[Dataset rows]
===============

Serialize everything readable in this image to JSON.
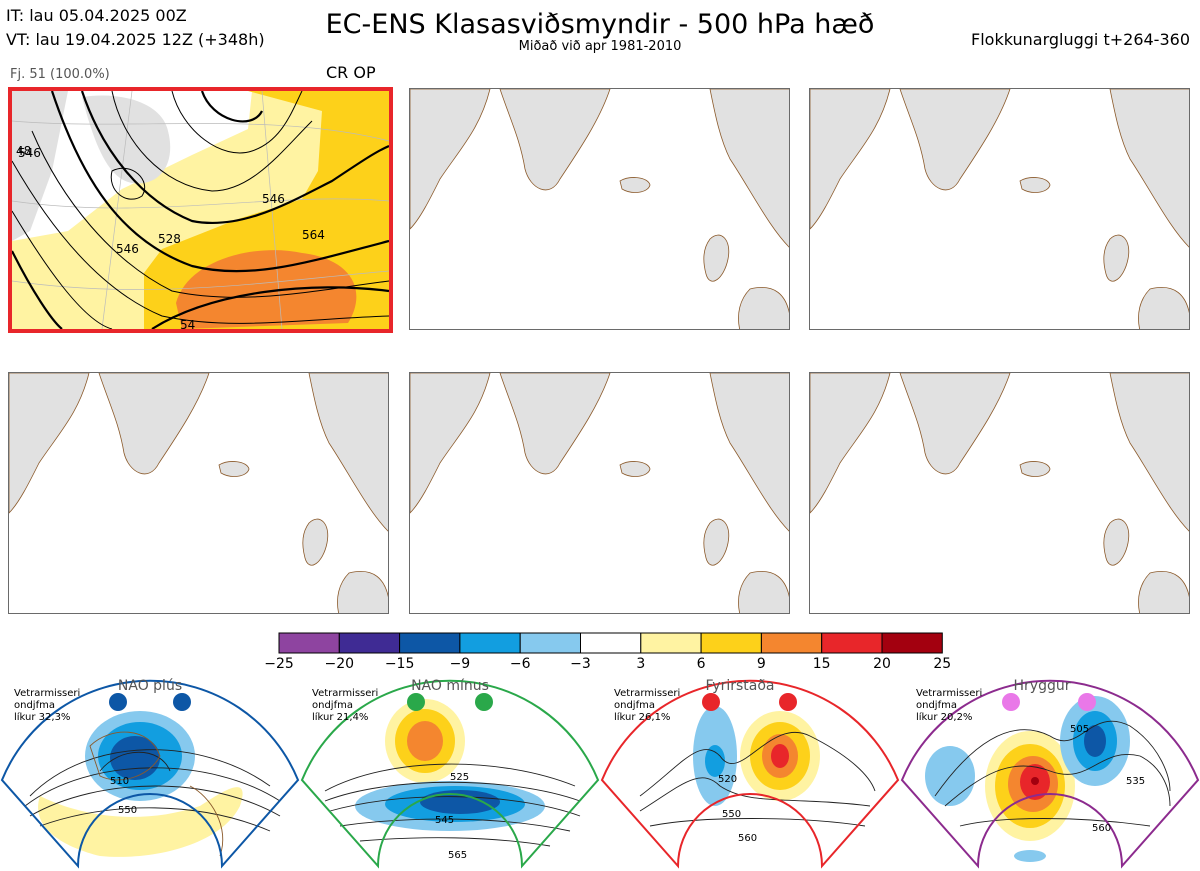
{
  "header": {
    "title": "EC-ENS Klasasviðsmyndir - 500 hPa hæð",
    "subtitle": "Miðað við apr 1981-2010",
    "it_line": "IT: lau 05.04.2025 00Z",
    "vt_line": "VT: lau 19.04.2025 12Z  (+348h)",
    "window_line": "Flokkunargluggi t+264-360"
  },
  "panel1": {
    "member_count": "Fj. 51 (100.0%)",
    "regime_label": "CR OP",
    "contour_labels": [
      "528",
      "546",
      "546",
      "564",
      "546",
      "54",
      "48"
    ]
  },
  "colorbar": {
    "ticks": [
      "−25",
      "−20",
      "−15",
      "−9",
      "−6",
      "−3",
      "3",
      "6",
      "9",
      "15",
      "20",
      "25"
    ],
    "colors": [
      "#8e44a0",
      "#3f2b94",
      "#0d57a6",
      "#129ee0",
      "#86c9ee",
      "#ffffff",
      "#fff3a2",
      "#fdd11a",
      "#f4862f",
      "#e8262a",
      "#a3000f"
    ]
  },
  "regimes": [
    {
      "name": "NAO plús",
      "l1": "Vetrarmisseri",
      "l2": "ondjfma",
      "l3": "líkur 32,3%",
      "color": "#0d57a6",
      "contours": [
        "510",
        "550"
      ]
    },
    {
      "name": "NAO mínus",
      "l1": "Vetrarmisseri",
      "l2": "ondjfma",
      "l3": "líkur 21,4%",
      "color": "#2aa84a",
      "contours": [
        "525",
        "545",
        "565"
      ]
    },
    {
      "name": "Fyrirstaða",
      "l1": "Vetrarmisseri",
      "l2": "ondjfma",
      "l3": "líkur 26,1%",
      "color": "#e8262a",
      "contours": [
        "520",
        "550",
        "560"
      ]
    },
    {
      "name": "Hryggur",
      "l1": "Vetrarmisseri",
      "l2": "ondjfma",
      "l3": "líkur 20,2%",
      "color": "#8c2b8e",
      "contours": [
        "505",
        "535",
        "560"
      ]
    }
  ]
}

===============

*Problem statement:* Output all of the data exactly as it stands, minus any images.

*The output:*
Serialize everything readable in this image to JSON.
{
  "header": {
    "title": "EC-ENS Klasasviðsmyndir - 500 hPa hæð",
    "subtitle": "Miðað við apr 1981-2010",
    "it_line": "IT: lau 05.04.2025 00Z",
    "vt_line": "VT: lau 19.04.2025 12Z  (+348h)",
    "window_line": "Flokkunargluggi t+264-360"
  },
  "panel1": {
    "member_count": "Fj. 51 (100.0%)",
    "regime_label": "CR OP",
    "contour_labels": [
      "528",
      "546",
      "546",
      "564",
      "546",
      "54",
      "48"
    ]
  },
  "colorbar": {
    "ticks": [
      "−25",
      "−20",
      "−15",
      "−9",
      "−6",
      "−3",
      "3",
      "6",
      "9",
      "15",
      "20",
      "25"
    ],
    "colors": [
      "#8e44a0",
      "#3f2b94",
      "#0d57a6",
      "#129ee0",
      "#86c9ee",
      "#ffffff",
      "#fff3a2",
      "#fdd11a",
      "#f4862f",
      "#e8262a",
      "#a3000f"
    ]
  },
  "regimes": [
    {
      "name": "NAO plús",
      "l1": "Vetrarmisseri",
      "l2": "ondjfma",
      "l3": "líkur 32,3%",
      "color": "#0d57a6",
      "contours": [
        "510",
        "550"
      ]
    },
    {
      "name": "NAO mínus",
      "l1": "Vetrarmisseri",
      "l2": "ondjfma",
      "l3": "líkur 21,4%",
      "color": "#2aa84a",
      "contours": [
        "525",
        "545",
        "565"
      ]
    },
    {
      "name": "Fyrirstaða",
      "l1": "Vetrarmisseri",
      "l2": "ondjfma",
      "l3": "líkur 26,1%",
      "color": "#e8262a",
      "contours": [
        "520",
        "550",
        "560"
      ]
    },
    {
      "name": "Hryggur",
      "l1": "Vetrarmisseri",
      "l2": "ondjfma",
      "l3": "líkur 20,2%",
      "color": "#8c2b8e",
      "contours": [
        "505",
        "535",
        "560"
      ]
    }
  ]
}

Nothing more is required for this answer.